**What you should do:** Determine the number of lines containing the word "color". Reply with it and nothing else.

-- Start Source material --

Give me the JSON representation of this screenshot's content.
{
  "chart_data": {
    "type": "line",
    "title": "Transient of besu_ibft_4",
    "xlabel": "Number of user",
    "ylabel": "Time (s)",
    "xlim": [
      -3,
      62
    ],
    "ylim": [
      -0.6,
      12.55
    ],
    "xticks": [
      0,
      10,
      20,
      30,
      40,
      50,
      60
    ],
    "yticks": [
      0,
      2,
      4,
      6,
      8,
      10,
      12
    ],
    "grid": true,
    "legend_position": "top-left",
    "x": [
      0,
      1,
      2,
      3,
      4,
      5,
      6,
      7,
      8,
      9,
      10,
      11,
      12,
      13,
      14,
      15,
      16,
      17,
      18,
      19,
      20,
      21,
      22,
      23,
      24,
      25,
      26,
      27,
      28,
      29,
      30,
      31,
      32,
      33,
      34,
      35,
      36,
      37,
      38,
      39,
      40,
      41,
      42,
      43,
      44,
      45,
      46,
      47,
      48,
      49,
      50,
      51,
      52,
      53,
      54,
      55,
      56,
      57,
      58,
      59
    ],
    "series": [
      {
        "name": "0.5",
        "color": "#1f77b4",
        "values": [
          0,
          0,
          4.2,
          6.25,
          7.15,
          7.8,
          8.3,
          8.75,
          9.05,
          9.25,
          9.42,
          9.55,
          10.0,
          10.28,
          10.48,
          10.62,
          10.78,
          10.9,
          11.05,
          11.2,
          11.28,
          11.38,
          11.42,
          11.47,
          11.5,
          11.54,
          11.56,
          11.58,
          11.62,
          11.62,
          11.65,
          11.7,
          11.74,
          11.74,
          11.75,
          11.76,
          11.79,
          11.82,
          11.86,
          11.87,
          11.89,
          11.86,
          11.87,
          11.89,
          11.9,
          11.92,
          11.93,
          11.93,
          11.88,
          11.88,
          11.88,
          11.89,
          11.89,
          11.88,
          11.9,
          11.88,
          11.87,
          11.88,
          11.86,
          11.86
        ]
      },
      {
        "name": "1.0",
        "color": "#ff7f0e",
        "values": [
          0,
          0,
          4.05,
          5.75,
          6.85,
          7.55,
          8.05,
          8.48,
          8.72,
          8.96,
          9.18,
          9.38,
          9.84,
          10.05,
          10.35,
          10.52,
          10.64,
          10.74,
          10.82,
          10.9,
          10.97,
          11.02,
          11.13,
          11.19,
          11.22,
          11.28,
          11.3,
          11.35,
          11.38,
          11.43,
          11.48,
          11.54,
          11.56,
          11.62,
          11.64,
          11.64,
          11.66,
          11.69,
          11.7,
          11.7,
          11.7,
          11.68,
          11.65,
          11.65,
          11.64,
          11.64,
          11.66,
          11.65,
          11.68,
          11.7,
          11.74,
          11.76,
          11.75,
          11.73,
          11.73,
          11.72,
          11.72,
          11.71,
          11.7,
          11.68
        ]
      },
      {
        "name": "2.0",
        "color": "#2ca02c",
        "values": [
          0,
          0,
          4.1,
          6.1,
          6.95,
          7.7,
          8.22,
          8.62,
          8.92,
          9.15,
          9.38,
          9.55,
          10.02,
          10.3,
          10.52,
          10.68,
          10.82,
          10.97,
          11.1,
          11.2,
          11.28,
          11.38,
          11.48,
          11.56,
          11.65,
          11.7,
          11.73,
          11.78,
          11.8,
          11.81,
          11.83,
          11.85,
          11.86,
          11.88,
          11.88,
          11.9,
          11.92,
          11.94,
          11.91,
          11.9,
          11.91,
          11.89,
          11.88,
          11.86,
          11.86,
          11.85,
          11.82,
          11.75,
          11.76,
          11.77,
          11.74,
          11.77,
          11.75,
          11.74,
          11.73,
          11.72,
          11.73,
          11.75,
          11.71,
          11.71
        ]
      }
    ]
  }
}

-- End Source material --

**Task solution:** 3